## begin Material provided

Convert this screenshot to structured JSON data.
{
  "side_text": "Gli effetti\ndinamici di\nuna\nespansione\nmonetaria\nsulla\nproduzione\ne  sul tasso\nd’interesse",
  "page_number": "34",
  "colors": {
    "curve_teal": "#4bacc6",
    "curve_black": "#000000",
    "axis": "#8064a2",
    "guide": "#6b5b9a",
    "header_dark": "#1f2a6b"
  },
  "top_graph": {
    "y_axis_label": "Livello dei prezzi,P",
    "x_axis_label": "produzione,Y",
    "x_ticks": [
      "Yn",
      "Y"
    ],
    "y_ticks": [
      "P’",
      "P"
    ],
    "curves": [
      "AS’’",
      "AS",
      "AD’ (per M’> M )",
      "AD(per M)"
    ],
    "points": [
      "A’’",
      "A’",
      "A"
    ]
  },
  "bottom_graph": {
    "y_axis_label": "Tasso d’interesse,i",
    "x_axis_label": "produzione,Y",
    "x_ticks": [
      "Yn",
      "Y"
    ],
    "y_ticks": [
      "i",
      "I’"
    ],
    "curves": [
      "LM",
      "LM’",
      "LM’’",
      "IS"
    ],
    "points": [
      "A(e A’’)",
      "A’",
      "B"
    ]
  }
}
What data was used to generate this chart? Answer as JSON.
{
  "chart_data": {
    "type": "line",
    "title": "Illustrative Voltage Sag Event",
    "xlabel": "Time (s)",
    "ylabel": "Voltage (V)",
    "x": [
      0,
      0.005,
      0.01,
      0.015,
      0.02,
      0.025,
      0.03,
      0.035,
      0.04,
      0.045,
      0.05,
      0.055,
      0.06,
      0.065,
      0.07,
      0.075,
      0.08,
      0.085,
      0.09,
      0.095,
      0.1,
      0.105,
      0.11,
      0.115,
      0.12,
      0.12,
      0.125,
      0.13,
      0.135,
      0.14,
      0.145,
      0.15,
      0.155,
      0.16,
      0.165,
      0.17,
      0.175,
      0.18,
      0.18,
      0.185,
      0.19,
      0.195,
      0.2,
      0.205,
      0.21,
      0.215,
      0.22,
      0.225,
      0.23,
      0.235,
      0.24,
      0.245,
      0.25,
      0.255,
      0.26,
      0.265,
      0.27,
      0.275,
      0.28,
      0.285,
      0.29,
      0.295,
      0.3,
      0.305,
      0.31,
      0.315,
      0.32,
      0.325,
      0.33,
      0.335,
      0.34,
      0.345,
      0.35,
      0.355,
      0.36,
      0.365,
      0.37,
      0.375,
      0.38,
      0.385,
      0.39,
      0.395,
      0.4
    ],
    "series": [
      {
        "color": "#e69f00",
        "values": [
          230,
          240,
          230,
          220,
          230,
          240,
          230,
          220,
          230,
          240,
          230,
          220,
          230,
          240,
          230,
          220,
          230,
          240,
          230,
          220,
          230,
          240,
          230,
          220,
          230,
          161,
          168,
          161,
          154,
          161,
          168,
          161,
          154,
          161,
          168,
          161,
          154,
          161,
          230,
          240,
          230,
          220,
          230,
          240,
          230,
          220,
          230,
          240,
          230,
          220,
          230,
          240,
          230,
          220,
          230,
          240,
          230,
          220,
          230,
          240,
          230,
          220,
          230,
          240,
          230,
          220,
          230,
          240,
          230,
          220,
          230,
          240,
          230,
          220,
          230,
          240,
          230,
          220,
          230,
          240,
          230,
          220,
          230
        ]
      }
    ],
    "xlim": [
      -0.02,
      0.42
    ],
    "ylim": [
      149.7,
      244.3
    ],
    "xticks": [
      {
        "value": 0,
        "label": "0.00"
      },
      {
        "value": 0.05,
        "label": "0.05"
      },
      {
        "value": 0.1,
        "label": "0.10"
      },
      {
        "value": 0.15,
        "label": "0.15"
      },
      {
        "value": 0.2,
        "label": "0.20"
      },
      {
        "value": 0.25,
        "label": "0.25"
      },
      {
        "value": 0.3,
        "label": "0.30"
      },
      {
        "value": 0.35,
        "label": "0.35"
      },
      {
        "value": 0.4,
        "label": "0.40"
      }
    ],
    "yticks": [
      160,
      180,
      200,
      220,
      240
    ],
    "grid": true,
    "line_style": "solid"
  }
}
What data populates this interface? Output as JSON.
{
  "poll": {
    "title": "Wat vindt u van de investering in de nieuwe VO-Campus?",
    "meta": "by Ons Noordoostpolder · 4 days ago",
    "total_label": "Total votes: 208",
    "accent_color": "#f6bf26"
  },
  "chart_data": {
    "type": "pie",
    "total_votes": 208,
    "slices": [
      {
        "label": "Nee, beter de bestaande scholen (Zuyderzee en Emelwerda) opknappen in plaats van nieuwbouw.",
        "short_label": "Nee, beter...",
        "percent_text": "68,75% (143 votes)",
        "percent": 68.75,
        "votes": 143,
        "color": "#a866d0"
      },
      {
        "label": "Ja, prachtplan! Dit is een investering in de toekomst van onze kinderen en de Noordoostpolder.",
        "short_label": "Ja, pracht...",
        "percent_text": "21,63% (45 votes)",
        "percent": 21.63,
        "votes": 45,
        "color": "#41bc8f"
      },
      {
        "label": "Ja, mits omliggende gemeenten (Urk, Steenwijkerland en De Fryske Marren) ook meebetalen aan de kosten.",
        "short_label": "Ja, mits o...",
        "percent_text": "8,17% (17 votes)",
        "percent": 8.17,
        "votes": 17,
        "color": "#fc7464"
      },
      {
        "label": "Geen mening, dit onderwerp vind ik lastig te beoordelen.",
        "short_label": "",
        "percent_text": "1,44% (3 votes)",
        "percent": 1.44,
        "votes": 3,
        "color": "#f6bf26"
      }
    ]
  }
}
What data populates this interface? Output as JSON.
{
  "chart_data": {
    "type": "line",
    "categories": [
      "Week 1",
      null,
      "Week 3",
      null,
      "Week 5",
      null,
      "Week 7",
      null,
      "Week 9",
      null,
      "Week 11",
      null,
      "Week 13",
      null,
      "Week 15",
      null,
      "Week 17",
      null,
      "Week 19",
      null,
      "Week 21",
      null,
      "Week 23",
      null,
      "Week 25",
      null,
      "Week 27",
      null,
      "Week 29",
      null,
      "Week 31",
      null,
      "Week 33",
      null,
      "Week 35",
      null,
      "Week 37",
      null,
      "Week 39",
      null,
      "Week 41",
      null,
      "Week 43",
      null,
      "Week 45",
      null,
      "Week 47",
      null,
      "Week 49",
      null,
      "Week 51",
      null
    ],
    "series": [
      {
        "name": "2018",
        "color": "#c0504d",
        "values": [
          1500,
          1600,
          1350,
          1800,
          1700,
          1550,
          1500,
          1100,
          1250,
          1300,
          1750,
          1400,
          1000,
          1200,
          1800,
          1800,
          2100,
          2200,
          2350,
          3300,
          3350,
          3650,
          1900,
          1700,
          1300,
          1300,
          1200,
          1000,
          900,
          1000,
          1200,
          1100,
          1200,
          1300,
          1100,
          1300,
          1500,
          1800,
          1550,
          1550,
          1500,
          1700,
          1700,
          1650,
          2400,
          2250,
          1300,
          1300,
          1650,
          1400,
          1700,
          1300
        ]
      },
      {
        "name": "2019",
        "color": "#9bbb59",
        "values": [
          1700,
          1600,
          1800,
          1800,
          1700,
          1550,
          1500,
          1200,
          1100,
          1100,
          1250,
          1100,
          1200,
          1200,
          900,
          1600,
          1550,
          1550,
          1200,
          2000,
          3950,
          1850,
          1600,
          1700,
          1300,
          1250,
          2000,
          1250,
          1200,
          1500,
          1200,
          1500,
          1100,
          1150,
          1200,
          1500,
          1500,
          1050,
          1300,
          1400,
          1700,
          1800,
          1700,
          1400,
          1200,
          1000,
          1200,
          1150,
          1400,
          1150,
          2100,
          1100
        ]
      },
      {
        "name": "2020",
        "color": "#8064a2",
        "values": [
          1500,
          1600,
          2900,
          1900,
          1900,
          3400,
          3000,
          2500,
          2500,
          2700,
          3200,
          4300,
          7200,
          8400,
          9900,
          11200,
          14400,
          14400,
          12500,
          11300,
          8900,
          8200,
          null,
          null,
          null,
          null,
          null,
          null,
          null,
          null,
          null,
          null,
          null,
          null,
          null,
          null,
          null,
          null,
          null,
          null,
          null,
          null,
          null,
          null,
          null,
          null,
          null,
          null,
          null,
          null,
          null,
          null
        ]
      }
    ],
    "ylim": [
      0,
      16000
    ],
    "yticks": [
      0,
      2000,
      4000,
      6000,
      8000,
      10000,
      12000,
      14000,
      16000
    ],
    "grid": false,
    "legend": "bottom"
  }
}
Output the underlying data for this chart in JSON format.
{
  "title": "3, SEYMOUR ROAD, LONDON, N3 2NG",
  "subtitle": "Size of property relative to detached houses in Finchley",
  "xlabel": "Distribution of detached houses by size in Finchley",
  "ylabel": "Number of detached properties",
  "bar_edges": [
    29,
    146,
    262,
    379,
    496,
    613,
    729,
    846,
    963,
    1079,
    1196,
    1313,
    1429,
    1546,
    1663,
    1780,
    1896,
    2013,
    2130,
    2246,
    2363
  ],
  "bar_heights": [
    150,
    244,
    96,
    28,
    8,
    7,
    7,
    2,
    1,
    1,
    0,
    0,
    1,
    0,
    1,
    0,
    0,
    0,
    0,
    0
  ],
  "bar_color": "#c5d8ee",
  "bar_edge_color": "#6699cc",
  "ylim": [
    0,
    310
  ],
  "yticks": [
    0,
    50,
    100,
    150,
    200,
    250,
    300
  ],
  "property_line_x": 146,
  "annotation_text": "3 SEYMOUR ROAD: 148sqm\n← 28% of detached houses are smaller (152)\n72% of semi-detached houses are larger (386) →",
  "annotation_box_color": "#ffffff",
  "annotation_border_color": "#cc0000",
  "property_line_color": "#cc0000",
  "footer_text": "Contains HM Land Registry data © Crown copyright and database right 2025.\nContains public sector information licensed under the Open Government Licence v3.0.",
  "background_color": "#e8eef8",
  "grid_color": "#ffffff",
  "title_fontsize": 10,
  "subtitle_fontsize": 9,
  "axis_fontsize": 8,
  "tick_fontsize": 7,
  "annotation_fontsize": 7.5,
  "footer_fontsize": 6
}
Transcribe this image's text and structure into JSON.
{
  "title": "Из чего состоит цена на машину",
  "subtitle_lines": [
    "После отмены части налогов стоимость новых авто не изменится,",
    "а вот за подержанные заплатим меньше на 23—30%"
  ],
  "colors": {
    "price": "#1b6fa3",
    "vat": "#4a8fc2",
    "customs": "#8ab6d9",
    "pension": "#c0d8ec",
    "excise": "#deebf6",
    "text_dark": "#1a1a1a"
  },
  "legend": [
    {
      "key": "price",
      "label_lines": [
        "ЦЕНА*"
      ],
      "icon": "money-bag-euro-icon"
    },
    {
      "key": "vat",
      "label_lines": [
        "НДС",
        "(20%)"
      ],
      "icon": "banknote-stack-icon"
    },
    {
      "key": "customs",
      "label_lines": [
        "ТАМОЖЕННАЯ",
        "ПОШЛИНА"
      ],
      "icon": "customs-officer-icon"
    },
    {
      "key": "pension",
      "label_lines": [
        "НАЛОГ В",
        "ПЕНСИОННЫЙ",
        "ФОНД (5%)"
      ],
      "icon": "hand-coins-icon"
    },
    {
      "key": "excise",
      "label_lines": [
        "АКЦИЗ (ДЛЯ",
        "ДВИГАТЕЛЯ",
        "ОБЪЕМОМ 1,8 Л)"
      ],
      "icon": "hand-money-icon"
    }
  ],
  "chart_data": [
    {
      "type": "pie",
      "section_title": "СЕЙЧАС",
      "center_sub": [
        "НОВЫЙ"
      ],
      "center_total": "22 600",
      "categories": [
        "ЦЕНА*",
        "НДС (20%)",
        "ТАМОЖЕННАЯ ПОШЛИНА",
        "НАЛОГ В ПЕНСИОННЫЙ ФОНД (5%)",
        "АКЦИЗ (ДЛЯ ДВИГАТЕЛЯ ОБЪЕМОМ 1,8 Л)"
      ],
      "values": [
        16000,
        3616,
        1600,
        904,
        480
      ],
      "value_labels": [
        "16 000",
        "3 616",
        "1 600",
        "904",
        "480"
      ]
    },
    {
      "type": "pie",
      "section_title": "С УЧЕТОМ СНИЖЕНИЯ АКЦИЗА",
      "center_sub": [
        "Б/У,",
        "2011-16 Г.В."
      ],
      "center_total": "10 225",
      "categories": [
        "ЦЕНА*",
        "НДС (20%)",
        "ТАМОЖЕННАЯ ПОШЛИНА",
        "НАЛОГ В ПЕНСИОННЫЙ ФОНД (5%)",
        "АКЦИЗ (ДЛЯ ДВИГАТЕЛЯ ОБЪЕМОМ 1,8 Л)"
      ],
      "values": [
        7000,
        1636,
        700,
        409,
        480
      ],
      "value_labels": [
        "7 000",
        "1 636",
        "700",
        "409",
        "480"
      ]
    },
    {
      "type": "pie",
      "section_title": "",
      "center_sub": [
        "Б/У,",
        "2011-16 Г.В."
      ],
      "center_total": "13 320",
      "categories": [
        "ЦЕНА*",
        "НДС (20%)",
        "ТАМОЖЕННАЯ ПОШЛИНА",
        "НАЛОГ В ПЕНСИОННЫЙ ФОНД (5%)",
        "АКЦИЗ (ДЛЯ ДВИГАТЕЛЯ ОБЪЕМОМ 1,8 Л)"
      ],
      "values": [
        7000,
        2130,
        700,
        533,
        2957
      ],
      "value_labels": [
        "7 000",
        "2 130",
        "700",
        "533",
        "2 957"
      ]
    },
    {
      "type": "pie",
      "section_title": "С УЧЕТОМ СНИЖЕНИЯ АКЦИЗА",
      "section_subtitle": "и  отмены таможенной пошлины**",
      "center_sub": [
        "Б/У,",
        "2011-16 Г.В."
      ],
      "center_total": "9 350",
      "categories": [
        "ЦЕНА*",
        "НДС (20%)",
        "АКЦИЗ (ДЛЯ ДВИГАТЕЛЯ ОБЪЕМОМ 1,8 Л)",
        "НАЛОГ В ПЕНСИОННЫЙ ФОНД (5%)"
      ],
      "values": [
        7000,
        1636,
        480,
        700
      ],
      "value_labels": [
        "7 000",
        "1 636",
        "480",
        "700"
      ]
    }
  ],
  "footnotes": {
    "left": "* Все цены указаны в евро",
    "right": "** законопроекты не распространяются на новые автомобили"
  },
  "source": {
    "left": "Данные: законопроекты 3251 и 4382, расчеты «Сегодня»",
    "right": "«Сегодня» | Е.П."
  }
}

## end Material provided

* What you should do: Go through the material above and copy each line that has the word "Finchley".

* Reply:
  "subtitle": "Size of property relative to detached houses in Finchley",
  "xlabel": "Distribution of detached houses by size in Finchley",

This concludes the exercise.